▶ [THE REQUEST]
What follows is a set of records; repeat all of them exactly.

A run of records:
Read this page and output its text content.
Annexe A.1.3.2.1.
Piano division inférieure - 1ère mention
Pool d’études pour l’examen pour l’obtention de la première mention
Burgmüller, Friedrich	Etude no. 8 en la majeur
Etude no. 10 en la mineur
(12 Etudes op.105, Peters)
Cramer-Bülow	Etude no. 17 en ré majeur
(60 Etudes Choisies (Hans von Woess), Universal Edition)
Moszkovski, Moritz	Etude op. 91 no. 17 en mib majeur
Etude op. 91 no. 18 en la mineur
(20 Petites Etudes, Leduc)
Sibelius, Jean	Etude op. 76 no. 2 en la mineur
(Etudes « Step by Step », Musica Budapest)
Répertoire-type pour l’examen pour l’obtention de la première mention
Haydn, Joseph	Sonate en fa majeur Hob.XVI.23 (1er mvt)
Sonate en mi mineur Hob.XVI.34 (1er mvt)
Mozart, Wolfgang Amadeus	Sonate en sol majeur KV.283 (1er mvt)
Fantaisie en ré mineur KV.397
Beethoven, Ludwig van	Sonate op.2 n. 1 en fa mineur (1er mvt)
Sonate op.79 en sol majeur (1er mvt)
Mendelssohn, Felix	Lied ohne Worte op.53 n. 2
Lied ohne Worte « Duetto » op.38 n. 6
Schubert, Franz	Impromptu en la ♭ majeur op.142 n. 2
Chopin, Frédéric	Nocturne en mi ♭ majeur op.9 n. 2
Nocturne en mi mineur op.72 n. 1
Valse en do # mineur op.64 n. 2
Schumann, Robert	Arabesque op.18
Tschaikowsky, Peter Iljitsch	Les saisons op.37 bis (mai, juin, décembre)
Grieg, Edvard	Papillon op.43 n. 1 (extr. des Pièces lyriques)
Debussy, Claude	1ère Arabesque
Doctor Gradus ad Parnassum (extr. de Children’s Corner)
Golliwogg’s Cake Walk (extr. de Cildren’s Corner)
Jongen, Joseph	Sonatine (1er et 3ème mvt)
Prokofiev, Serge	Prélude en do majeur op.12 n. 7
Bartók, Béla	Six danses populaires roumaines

▶ [PROBLEM SOLUTION]
Read this page and output its text content.
Annexe A.1.3.2.1.
Piano division inférieure - 1ère mention
Pool d’études pour l’examen pour l’obtention de la première mention
Burgmüller, Friedrich	Etude no. 8 en la majeur
Etude no. 10 en la mineur
(12 Etudes op.105, Peters)
Cramer-Bülow	Etude no. 17 en ré majeur
(60 Etudes Choisies (Hans von Woess), Universal Edition)
Moszkovski, Moritz	Etude op. 91 no. 17 en mib majeur
Etude op. 91 no. 18 en la mineur
(20 Petites Etudes, Leduc)
Sibelius, Jean	Etude op. 76 no. 2 en la mineur
(Etudes « Step by Step », Musica Budapest)
Répertoire-type pour l’examen pour l’obtention de la première mention
Haydn, Joseph	Sonate en fa majeur Hob.XVI.23 (1er mvt)
Sonate en mi mineur Hob.XVI.34 (1er mvt)
Mozart, Wolfgang Amadeus	Sonate en sol majeur KV.283 (1er mvt)
Fantaisie en ré mineur KV.397
Beethoven, Ludwig van	Sonate op.2 n. 1 en fa mineur (1er mvt)
Sonate op.79 en sol majeur (1er mvt)
Mendelssohn, Felix	Lied ohne Worte op.53 n. 2
Lied ohne Worte « Duetto » op.38 n. 6
Schubert, Franz	Impromptu en la ♭ majeur op.142 n. 2
Chopin, Frédéric	Nocturne en mi ♭ majeur op.9 n. 2
Nocturne en mi mineur op.72 n. 1
Valse en do # mineur op.64 n. 2
Schumann, Robert	Arabesque op.18
Tschaikowsky, Peter Iljitsch	Les saisons op.37 bis (mai, juin, décembre)
Grieg, Edvard	Papillon op.43 n. 1 (extr. des Pièces lyriques)
Debussy, Claude	1ère Arabesque
Doctor Gradus ad Parnassum (extr. de Children’s Corner)
Golliwogg’s Cake Walk (extr. de Cildren’s Corner)
Jongen, Joseph	Sonatine (1er et 3ème mvt)
Prokofiev, Serge	Prélude en do majeur op.12 n. 7
Bartók, Béla	Six danses populaires roumaines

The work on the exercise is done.